Transcribe the listing that follows in full, omitting pictures.

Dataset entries

┌──

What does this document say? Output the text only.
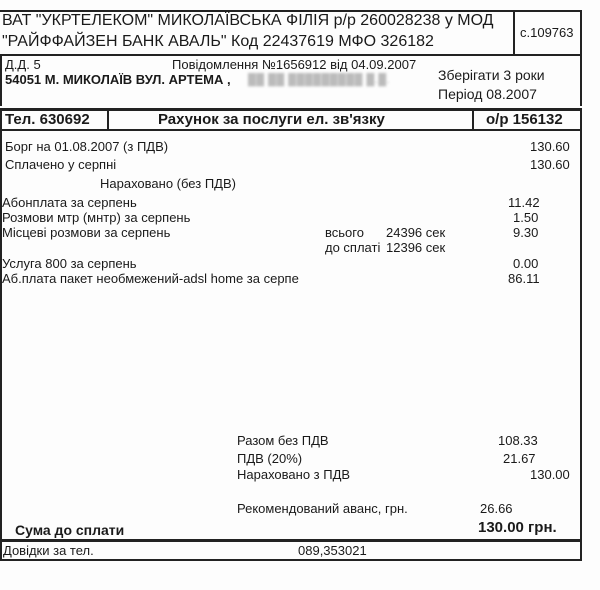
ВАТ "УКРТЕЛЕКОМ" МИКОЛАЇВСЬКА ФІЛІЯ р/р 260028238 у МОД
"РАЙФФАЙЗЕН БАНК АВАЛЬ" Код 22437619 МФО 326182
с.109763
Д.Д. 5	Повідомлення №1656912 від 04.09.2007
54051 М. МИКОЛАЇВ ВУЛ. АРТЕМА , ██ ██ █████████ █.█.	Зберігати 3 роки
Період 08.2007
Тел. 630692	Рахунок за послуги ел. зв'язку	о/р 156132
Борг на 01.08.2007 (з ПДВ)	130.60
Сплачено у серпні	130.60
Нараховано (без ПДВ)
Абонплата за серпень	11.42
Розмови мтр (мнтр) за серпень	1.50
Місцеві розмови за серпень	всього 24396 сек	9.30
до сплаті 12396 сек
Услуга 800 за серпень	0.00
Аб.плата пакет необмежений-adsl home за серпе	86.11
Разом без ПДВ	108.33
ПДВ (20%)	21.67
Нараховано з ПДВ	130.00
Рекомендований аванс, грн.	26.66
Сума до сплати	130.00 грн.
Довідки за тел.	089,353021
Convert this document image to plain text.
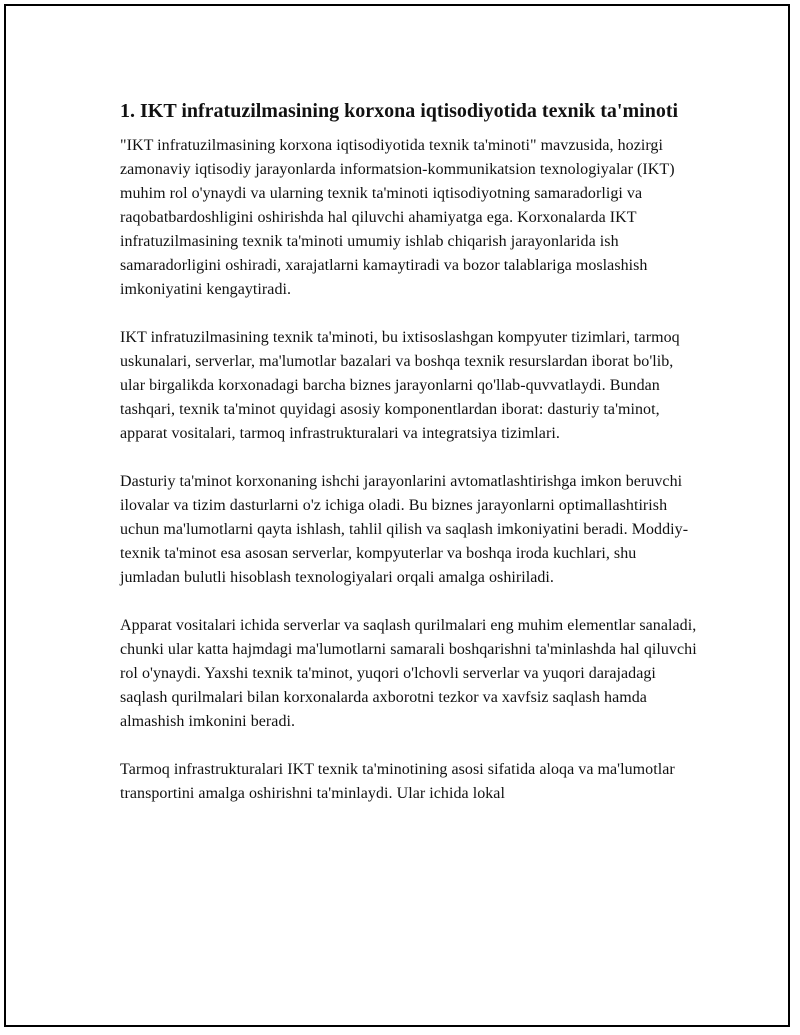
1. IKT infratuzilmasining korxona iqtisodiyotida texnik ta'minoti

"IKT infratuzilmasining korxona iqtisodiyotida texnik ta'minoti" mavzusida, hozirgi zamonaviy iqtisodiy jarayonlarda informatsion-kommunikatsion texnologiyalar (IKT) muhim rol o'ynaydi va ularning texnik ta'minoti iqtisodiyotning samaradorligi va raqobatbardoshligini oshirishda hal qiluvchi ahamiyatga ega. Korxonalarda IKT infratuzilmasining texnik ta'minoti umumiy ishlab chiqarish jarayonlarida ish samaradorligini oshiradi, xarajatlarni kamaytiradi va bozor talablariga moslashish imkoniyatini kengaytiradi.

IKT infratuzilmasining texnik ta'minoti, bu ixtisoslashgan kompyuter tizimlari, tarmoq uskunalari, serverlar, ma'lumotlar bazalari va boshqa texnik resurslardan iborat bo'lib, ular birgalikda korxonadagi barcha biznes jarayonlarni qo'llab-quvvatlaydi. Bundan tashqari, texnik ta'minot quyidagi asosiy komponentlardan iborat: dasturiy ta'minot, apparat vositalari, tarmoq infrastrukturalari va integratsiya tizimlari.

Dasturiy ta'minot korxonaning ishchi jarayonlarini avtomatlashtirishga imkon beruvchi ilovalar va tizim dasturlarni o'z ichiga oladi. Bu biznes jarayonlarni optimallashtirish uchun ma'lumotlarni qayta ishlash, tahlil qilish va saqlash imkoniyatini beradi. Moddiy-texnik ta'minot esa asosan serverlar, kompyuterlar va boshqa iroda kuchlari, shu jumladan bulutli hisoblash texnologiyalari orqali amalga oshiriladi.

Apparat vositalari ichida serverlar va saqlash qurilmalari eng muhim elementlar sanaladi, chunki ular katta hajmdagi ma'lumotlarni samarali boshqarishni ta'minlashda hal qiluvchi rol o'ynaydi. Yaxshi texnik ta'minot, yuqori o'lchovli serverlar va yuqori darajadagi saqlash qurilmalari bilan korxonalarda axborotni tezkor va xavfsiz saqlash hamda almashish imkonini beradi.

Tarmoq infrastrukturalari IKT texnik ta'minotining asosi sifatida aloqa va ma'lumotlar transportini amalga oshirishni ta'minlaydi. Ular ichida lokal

└──

_The response_:
What does this document say? Output the text only.
ВАТ "УКРТЕЛЕКОМ" МИКОЛАЇВСЬКА ФІЛІЯ р/р 260028238 у МОД
"РАЙФФАЙЗЕН БАНК АВАЛЬ" Код 22437619 МФО 326182
с.109763
Д.Д. 5	Повідомлення №1656912 від 04.09.2007
54051 М. МИКОЛАЇВ ВУЛ. АРТЕМА , ██ ██ █████████ █.█.	Зберігати 3 роки
Період 08.2007
Тел. 630692	Рахунок за послуги ел. зв'язку	о/р 156132
Борг на 01.08.2007 (з ПДВ)	130.60
Сплачено у серпні	130.60
Нараховано (без ПДВ)
Абонплата за серпень	11.42
Розмови мтр (мнтр) за серпень	1.50
Місцеві розмови за серпень	всього 24396 сек	9.30
до сплаті 12396 сек
Услуга 800 за серпень	0.00
Аб.плата пакет необмежений-adsl home за серпе	86.11
Разом без ПДВ	108.33
ПДВ (20%)	21.67
Нараховано з ПДВ	130.00
Рекомендований аванс, грн.	26.66
Сума до сплати	130.00 грн.
Довідки за тел.	089,353021
Convert this document image to plain text.
1. IKT infratuzilmasining korxona iqtisodiyotida texnik ta'minoti

"IKT infratuzilmasining korxona iqtisodiyotida texnik ta'minoti" mavzusida, hozirgi zamonaviy iqtisodiy jarayonlarda informatsion-kommunikatsion texnologiyalar (IKT) muhim rol o'ynaydi va ularning texnik ta'minoti iqtisodiyotning samaradorligi va raqobatbardoshligini oshirishda hal qiluvchi ahamiyatga ega. Korxonalarda IKT infratuzilmasining texnik ta'minoti umumiy ishlab chiqarish jarayonlarida ish samaradorligini oshiradi, xarajatlarni kamaytiradi va bozor talablariga moslashish imkoniyatini kengaytiradi.

IKT infratuzilmasining texnik ta'minoti, bu ixtisoslashgan kompyuter tizimlari, tarmoq uskunalari, serverlar, ma'lumotlar bazalari va boshqa texnik resurslardan iborat bo'lib, ular birgalikda korxonadagi barcha biznes jarayonlarni qo'llab-quvvatlaydi. Bundan tashqari, texnik ta'minot quyidagi asosiy komponentlardan iborat: dasturiy ta'minot, apparat vositalari, tarmoq infrastrukturalari va integratsiya tizimlari.

Dasturiy ta'minot korxonaning ishchi jarayonlarini avtomatlashtirishga imkon beruvchi ilovalar va tizim dasturlarni o'z ichiga oladi. Bu biznes jarayonlarni optimallashtirish uchun ma'lumotlarni qayta ishlash, tahlil qilish va saqlash imkoniyatini beradi. Moddiy-texnik ta'minot esa asosan serverlar, kompyuterlar va boshqa iroda kuchlari, shu jumladan bulutli hisoblash texnologiyalari orqali amalga oshiriladi.

Apparat vositalari ichida serverlar va saqlash qurilmalari eng muhim elementlar sanaladi, chunki ular katta hajmdagi ma'lumotlarni samarali boshqarishni ta'minlashda hal qiluvchi rol o'ynaydi. Yaxshi texnik ta'minot, yuqori o'lchovli serverlar va yuqori darajadagi saqlash qurilmalari bilan korxonalarda axborotni tezkor va xavfsiz saqlash hamda almashish imkonini beradi.

Tarmoq infrastrukturalari IKT texnik ta'minotining asosi sifatida aloqa va ma'lumotlar transportini amalga oshirishni ta'minlaydi. Ular ichida lokal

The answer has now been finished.